Scan the listing below. Report each line that includes "bedrijfstak".

++++++++++

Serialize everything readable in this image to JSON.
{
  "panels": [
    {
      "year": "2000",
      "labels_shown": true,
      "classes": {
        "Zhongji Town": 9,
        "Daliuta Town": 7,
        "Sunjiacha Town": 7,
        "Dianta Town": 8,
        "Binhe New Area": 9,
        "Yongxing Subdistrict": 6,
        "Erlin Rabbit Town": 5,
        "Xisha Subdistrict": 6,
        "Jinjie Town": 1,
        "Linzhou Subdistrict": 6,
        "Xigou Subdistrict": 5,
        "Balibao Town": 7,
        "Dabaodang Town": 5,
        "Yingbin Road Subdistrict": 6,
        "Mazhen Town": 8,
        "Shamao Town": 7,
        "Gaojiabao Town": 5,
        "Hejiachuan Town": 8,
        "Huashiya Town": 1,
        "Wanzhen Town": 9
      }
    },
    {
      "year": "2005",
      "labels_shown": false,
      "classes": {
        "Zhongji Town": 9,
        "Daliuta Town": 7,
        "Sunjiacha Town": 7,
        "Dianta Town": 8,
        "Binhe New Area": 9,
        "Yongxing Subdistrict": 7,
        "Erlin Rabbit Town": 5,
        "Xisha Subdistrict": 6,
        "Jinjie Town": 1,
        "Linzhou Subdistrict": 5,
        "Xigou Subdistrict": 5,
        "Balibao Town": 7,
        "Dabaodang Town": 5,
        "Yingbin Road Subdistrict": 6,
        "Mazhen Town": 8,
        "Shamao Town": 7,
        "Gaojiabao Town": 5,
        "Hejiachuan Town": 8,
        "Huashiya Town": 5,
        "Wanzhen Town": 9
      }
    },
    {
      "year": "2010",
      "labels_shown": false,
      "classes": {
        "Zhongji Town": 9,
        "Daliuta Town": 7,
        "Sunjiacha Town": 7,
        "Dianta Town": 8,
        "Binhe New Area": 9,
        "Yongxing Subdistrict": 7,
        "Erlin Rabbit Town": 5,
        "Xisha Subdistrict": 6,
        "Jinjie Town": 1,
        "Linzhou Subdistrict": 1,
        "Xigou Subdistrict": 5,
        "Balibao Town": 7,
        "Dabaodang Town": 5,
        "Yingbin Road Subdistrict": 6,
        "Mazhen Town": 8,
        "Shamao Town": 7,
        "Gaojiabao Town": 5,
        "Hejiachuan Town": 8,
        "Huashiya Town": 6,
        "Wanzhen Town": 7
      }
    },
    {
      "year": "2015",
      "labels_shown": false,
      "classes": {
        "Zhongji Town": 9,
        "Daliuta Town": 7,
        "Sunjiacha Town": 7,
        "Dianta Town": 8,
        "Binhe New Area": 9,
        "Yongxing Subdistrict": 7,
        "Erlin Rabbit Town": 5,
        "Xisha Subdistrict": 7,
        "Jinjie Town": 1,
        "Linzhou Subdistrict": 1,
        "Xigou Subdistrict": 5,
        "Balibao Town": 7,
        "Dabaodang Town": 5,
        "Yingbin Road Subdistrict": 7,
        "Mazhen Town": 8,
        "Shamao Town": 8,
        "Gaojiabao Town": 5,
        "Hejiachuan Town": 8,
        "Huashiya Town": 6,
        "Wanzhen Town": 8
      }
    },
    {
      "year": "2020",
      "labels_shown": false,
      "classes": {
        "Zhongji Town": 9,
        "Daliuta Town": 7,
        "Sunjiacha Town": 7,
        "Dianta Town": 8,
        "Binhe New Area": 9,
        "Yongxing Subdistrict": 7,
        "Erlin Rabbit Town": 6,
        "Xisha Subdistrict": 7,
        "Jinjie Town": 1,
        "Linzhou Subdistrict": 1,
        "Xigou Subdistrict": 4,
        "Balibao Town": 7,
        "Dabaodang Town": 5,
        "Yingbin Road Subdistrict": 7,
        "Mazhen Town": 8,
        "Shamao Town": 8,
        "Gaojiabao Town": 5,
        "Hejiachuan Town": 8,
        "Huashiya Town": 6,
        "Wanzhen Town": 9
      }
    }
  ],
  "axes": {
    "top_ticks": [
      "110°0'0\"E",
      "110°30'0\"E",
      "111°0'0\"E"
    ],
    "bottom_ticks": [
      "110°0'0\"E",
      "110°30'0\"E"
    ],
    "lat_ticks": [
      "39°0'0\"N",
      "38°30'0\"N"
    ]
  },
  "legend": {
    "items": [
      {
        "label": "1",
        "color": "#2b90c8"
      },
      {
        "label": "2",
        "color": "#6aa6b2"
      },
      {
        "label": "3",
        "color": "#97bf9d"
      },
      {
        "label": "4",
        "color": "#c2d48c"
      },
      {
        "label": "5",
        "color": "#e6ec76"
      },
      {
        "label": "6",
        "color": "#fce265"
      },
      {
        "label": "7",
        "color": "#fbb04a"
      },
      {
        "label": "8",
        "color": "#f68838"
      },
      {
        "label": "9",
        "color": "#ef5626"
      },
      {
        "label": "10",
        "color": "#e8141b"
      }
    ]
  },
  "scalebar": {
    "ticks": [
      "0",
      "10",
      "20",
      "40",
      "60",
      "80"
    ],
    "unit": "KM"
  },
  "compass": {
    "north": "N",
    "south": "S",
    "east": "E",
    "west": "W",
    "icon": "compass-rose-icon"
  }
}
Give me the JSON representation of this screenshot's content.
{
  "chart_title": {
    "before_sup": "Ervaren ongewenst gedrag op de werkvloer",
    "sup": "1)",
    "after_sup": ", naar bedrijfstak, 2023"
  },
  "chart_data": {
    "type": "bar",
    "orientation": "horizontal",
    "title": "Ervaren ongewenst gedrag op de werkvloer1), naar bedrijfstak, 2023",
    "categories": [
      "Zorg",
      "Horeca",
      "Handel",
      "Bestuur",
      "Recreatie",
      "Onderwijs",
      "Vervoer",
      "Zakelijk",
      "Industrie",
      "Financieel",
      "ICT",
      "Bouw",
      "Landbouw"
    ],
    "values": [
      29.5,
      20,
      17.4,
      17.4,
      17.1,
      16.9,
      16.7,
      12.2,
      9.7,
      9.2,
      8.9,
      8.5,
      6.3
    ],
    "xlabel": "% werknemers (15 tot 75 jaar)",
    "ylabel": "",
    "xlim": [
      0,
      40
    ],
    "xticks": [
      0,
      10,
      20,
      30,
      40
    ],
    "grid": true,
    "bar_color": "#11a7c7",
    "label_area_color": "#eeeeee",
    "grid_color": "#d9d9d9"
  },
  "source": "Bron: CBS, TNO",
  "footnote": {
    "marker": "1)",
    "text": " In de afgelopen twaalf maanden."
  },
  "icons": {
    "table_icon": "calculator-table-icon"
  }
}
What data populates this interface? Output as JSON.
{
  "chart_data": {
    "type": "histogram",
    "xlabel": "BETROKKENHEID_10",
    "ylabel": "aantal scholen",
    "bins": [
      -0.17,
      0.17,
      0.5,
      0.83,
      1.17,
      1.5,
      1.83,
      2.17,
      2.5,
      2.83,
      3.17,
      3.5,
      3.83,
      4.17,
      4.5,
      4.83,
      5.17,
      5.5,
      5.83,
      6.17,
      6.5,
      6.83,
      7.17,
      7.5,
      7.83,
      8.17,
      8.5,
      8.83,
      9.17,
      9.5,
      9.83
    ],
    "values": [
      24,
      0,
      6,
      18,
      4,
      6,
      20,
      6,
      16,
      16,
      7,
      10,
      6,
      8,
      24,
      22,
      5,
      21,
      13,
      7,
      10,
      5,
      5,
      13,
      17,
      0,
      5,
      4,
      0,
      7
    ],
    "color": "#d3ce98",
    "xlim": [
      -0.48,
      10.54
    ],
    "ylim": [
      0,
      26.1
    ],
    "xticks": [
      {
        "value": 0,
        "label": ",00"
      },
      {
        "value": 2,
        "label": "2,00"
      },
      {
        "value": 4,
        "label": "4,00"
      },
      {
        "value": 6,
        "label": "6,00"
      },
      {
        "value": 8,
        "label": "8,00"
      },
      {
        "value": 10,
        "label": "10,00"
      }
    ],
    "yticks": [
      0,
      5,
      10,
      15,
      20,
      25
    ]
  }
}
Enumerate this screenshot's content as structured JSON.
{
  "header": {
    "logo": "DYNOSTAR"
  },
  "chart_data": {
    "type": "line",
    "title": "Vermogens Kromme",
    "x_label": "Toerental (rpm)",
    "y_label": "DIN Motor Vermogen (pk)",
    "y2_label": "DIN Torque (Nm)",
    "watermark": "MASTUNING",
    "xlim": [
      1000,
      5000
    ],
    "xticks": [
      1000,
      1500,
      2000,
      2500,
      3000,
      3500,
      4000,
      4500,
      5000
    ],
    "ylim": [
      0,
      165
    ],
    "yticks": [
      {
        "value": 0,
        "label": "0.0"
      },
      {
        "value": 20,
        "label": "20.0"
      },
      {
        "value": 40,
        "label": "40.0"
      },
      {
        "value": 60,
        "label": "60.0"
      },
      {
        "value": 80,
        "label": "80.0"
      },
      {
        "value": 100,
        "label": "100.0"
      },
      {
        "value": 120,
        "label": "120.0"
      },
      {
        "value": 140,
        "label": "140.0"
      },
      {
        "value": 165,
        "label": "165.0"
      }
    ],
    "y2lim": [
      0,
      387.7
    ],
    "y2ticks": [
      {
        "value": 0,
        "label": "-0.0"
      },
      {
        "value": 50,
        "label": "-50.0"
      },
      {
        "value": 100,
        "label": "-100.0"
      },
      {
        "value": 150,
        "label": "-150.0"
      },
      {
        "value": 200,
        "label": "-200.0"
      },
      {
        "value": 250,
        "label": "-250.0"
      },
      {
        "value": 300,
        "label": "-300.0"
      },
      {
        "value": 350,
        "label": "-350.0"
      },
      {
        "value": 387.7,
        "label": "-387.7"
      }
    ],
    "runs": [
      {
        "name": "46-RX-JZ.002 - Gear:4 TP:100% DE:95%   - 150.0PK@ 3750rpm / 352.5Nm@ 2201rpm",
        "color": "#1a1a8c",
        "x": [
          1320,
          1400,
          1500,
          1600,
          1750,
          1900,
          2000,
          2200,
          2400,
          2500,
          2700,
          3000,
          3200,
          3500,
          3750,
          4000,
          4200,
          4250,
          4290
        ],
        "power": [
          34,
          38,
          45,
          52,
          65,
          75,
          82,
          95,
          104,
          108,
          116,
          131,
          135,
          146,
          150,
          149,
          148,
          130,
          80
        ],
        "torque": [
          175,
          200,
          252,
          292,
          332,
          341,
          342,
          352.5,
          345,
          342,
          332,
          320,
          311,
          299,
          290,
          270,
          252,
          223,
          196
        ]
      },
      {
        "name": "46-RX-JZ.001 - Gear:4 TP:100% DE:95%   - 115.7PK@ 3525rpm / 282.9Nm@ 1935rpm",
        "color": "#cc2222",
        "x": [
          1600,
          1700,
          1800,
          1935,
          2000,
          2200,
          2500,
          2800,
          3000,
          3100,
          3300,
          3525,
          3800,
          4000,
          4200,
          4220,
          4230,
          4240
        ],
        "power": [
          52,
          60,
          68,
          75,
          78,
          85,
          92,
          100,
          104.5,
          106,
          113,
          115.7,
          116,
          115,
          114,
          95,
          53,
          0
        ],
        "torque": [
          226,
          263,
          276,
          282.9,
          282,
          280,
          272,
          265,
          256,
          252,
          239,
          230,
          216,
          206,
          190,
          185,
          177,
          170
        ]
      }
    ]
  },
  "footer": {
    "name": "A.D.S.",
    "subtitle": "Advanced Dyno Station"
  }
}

++++++++++

**Task result**
    "after_sup": ", naar bedrijfstak, 2023"
    "title": "Ervaren ongewenst gedrag op de werkvloer1), naar bedrijfstak, 2023",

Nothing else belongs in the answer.